■ **Task statement**
Return the entries below in their exact form, leaving the pictures out.

■ **Material shown**
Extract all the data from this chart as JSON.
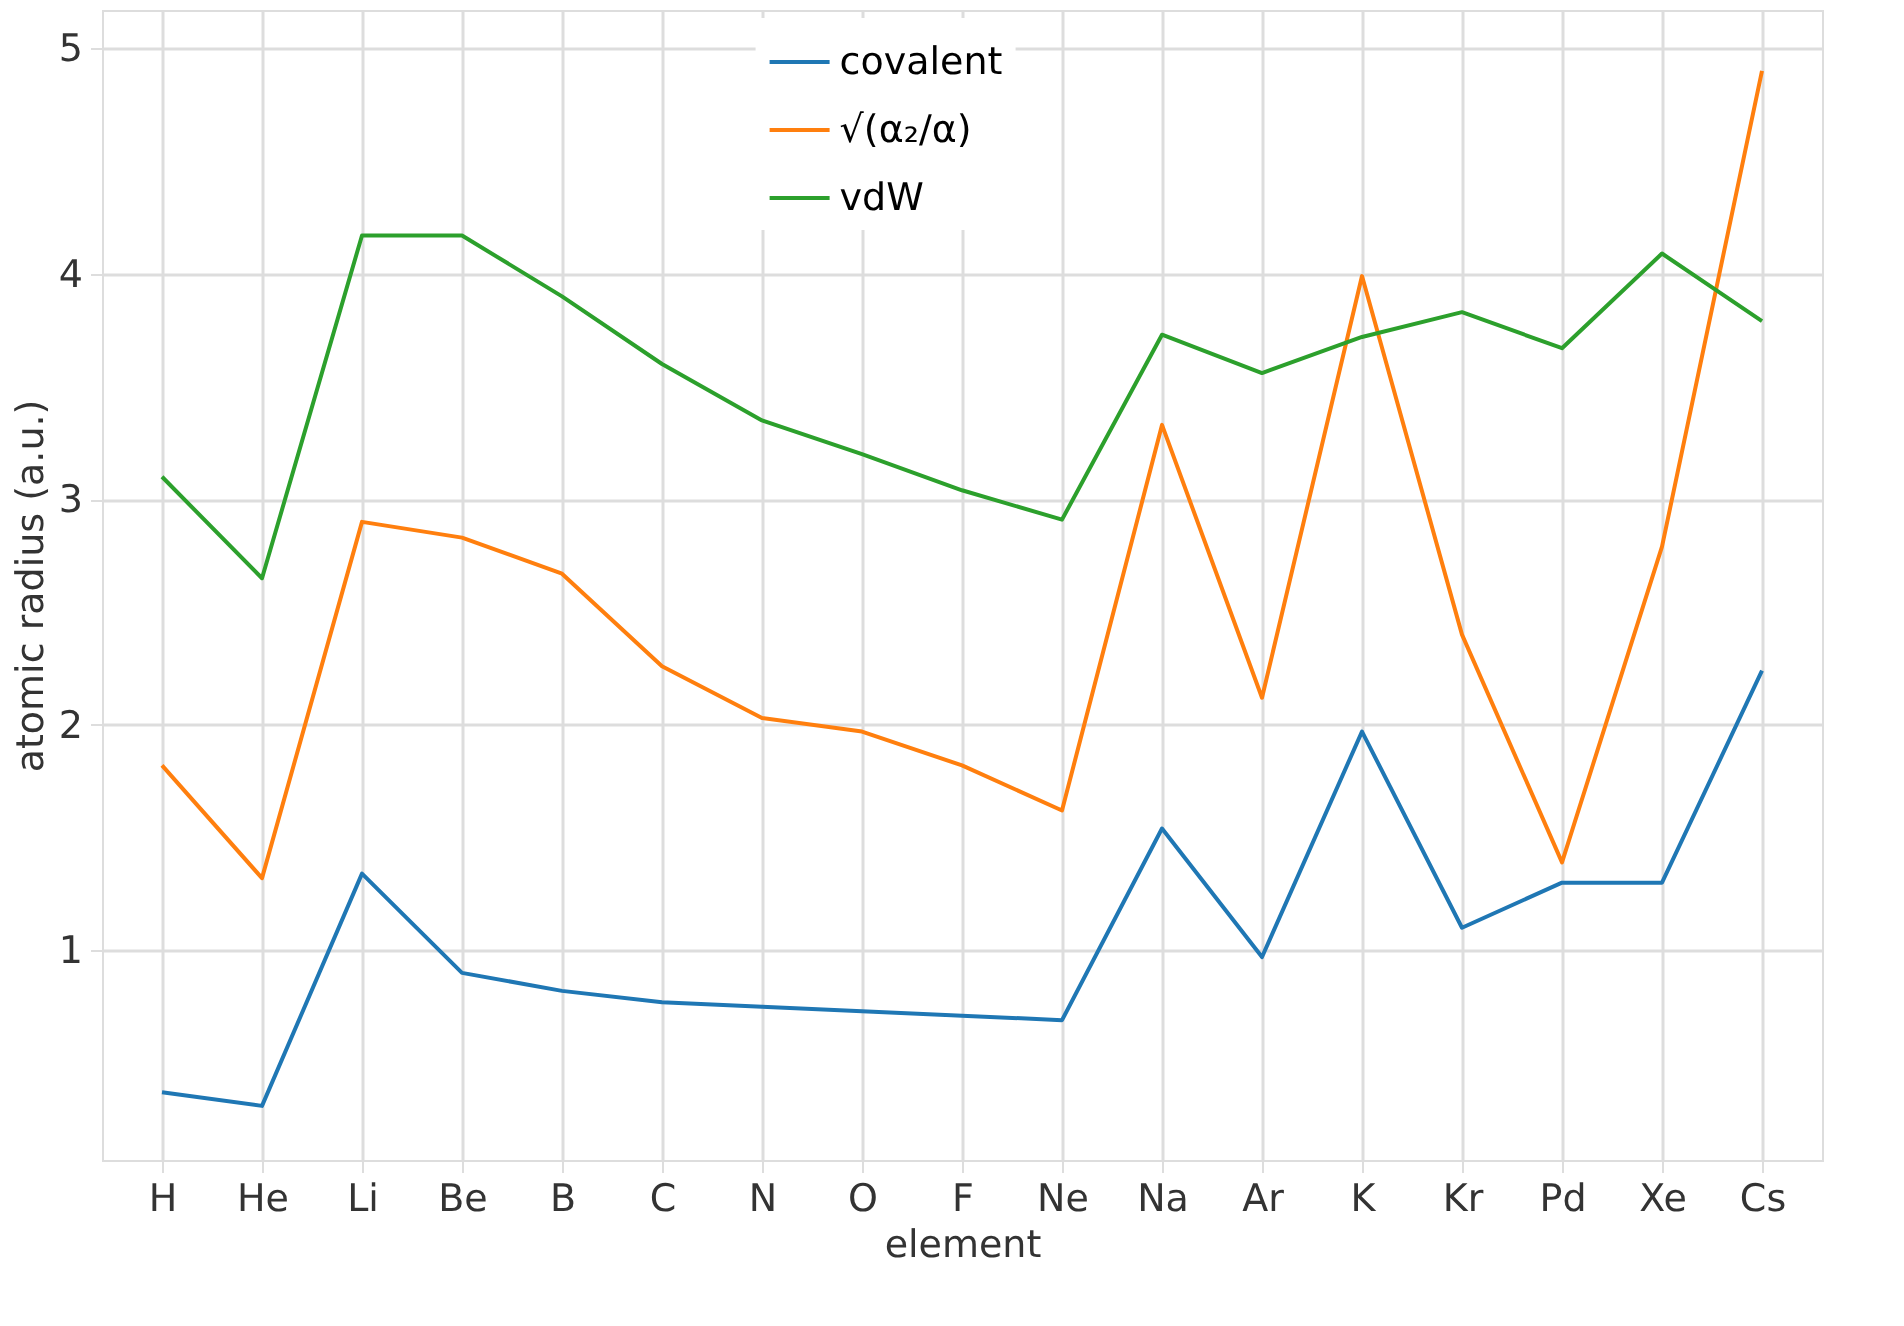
{
  "chart_data": {
    "type": "line",
    "xlabel": "element",
    "ylabel": "atomic radius (a.u.)",
    "categories": [
      "H",
      "He",
      "Li",
      "Be",
      "B",
      "C",
      "N",
      "O",
      "F",
      "Ne",
      "Na",
      "Ar",
      "K",
      "Kr",
      "Pd",
      "Xe",
      "Cs"
    ],
    "series": [
      {
        "name": "covalent",
        "color": "#1f77b4",
        "values": [
          0.37,
          0.31,
          1.34,
          0.9,
          0.82,
          0.77,
          0.75,
          0.73,
          0.71,
          0.69,
          1.54,
          0.97,
          1.97,
          1.1,
          1.3,
          1.3,
          2.24
        ]
      },
      {
        "name": "√(α₂/α)",
        "color": "#ff7f0e",
        "values": [
          1.82,
          1.32,
          2.9,
          2.83,
          2.67,
          2.26,
          2.03,
          1.97,
          1.82,
          1.62,
          3.33,
          2.12,
          3.99,
          2.4,
          1.39,
          2.79,
          4.9
        ]
      },
      {
        "name": "vdW",
        "color": "#2ca02c",
        "values": [
          3.1,
          2.65,
          4.17,
          4.17,
          3.9,
          3.6,
          3.35,
          3.2,
          3.04,
          2.91,
          3.73,
          3.56,
          3.72,
          3.83,
          3.67,
          4.09,
          3.79
        ]
      }
    ],
    "ylim": [
      0.07,
      5.17
    ],
    "yticks": [
      1,
      2,
      3,
      4,
      5
    ],
    "grid": true,
    "legend": "top",
    "marker": "none",
    "line_style": "solid"
  }
}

■ **Output for this task**
Extract all the data from this chart as JSON.
{
  "chart_data": {
    "type": "line",
    "xlabel": "element",
    "ylabel": "atomic radius (a.u.)",
    "categories": [
      "H",
      "He",
      "Li",
      "Be",
      "B",
      "C",
      "N",
      "O",
      "F",
      "Ne",
      "Na",
      "Ar",
      "K",
      "Kr",
      "Pd",
      "Xe",
      "Cs"
    ],
    "series": [
      {
        "name": "covalent",
        "color": "#1f77b4",
        "values": [
          0.37,
          0.31,
          1.34,
          0.9,
          0.82,
          0.77,
          0.75,
          0.73,
          0.71,
          0.69,
          1.54,
          0.97,
          1.97,
          1.1,
          1.3,
          1.3,
          2.24
        ]
      },
      {
        "name": "√(α₂/α)",
        "color": "#ff7f0e",
        "values": [
          1.82,
          1.32,
          2.9,
          2.83,
          2.67,
          2.26,
          2.03,
          1.97,
          1.82,
          1.62,
          3.33,
          2.12,
          3.99,
          2.4,
          1.39,
          2.79,
          4.9
        ]
      },
      {
        "name": "vdW",
        "color": "#2ca02c",
        "values": [
          3.1,
          2.65,
          4.17,
          4.17,
          3.9,
          3.6,
          3.35,
          3.2,
          3.04,
          2.91,
          3.73,
          3.56,
          3.72,
          3.83,
          3.67,
          4.09,
          3.79
        ]
      }
    ],
    "ylim": [
      0.07,
      5.17
    ],
    "yticks": [
      1,
      2,
      3,
      4,
      5
    ],
    "grid": true,
    "legend": "top",
    "marker": "none",
    "line_style": "solid"
  }
}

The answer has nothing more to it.